WORK TO COMPLETE — Transcribe the entries that follow exactly as they appear, minus pictures.

(Stored records)
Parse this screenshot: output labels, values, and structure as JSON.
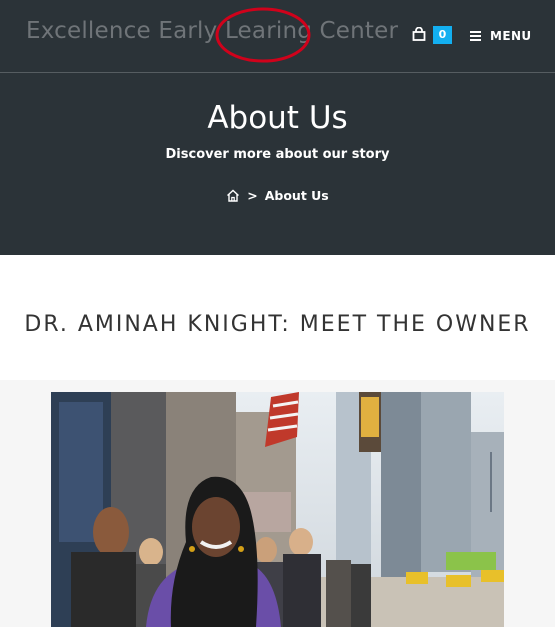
{
  "header": {
    "site_title": "Excellence Early Learing Center",
    "cart_count": "0",
    "menu_label": "MENU",
    "icons": {
      "cart": "shopping-bag-icon",
      "menu": "hamburger-icon"
    }
  },
  "hero": {
    "title": "About Us",
    "subtitle": "Discover more about our story",
    "breadcrumb": {
      "home_icon": "home-icon",
      "separator": ">",
      "current": "About Us"
    }
  },
  "content": {
    "owner_heading": "DR. AMINAH KNIGHT: MEET THE OWNER"
  },
  "colors": {
    "header_bg": "#2b3338",
    "accent": "#13aff0",
    "annotation_circle": "#d0021b"
  }
}
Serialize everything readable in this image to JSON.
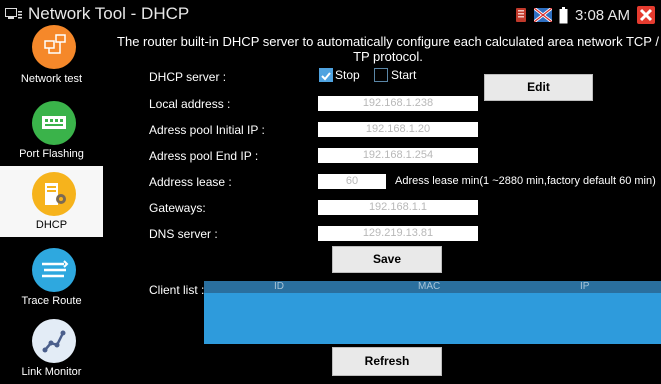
{
  "title": "Network Tool - DHCP",
  "status": {
    "time": "3:08 AM"
  },
  "sidebar": {
    "items": [
      {
        "label": "Network test",
        "color": "#f5882a"
      },
      {
        "label": "Port Flashing",
        "color": "#3ab34a"
      },
      {
        "label": "DHCP",
        "color": "#f6b31c",
        "active": true
      },
      {
        "label": "Trace Route",
        "color": "#2ea8df"
      },
      {
        "label": "Link Monitor",
        "color": "#e3ecf6"
      }
    ]
  },
  "description": "The router built-in DHCP server to automatically configure each calculated area network TCP / TP protocol.",
  "form": {
    "dhcp_server_label": "DHCP server :",
    "stop_label": "Stop",
    "start_label": "Start",
    "stop_checked": true,
    "start_checked": false,
    "edit_label": "Edit",
    "local_address_label": "Local address :",
    "local_address_value": "192.168.1.238",
    "pool_initial_label": "Adress pool Initial IP :",
    "pool_initial_value": "192.168.1.20",
    "pool_end_label": "Adress pool End IP :",
    "pool_end_value": "192.168.1.254",
    "lease_label": "Address lease :",
    "lease_value": "60",
    "lease_note": "Adress lease min(1 ~2880 min,factory default 60 min)",
    "gateways_label": "Gateways:",
    "gateways_value": "192.168.1.1",
    "dns_label": "DNS server :",
    "dns_value": "129.219.13.81",
    "save_label": "Save"
  },
  "client_list": {
    "label": "Client list :",
    "columns": [
      "ID",
      "MAC",
      "IP"
    ],
    "rows": []
  },
  "refresh_label": "Refresh",
  "colors": {
    "accent": "#2e9bdc",
    "table_header": "#2a6f9e",
    "close": "#e53b2f"
  }
}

SOLVED PROBLEM —
Parse this screenshot: output labels, values, and structure as JSON.
{
  "header": {
    "site_title": "Excellence Early Learing Center",
    "cart_count": "0",
    "menu_label": "MENU",
    "icons": {
      "cart": "shopping-bag-icon",
      "menu": "hamburger-icon"
    }
  },
  "hero": {
    "title": "About Us",
    "subtitle": "Discover more about our story",
    "breadcrumb": {
      "home_icon": "home-icon",
      "separator": ">",
      "current": "About Us"
    }
  },
  "content": {
    "owner_heading": "DR. AMINAH KNIGHT: MEET THE OWNER"
  },
  "colors": {
    "header_bg": "#2b3338",
    "accent": "#13aff0",
    "annotation_circle": "#d0021b"
  }
}
Serialize everything readable in this image to JSON.
{
  "title": "Network Tool - DHCP",
  "status": {
    "time": "3:08 AM"
  },
  "sidebar": {
    "items": [
      {
        "label": "Network test",
        "color": "#f5882a"
      },
      {
        "label": "Port Flashing",
        "color": "#3ab34a"
      },
      {
        "label": "DHCP",
        "color": "#f6b31c",
        "active": true
      },
      {
        "label": "Trace Route",
        "color": "#2ea8df"
      },
      {
        "label": "Link Monitor",
        "color": "#e3ecf6"
      }
    ]
  },
  "description": "The router built-in DHCP server to automatically configure each calculated area network TCP / TP protocol.",
  "form": {
    "dhcp_server_label": "DHCP server :",
    "stop_label": "Stop",
    "start_label": "Start",
    "stop_checked": true,
    "start_checked": false,
    "edit_label": "Edit",
    "local_address_label": "Local address :",
    "local_address_value": "192.168.1.238",
    "pool_initial_label": "Adress pool Initial IP :",
    "pool_initial_value": "192.168.1.20",
    "pool_end_label": "Adress pool End IP :",
    "pool_end_value": "192.168.1.254",
    "lease_label": "Address lease :",
    "lease_value": "60",
    "lease_note": "Adress lease min(1 ~2880 min,factory default 60 min)",
    "gateways_label": "Gateways:",
    "gateways_value": "192.168.1.1",
    "dns_label": "DNS server :",
    "dns_value": "129.219.13.81",
    "save_label": "Save"
  },
  "client_list": {
    "label": "Client list :",
    "columns": [
      "ID",
      "MAC",
      "IP"
    ],
    "rows": []
  },
  "refresh_label": "Refresh",
  "colors": {
    "accent": "#2e9bdc",
    "table_header": "#2a6f9e",
    "close": "#e53b2f"
  }
}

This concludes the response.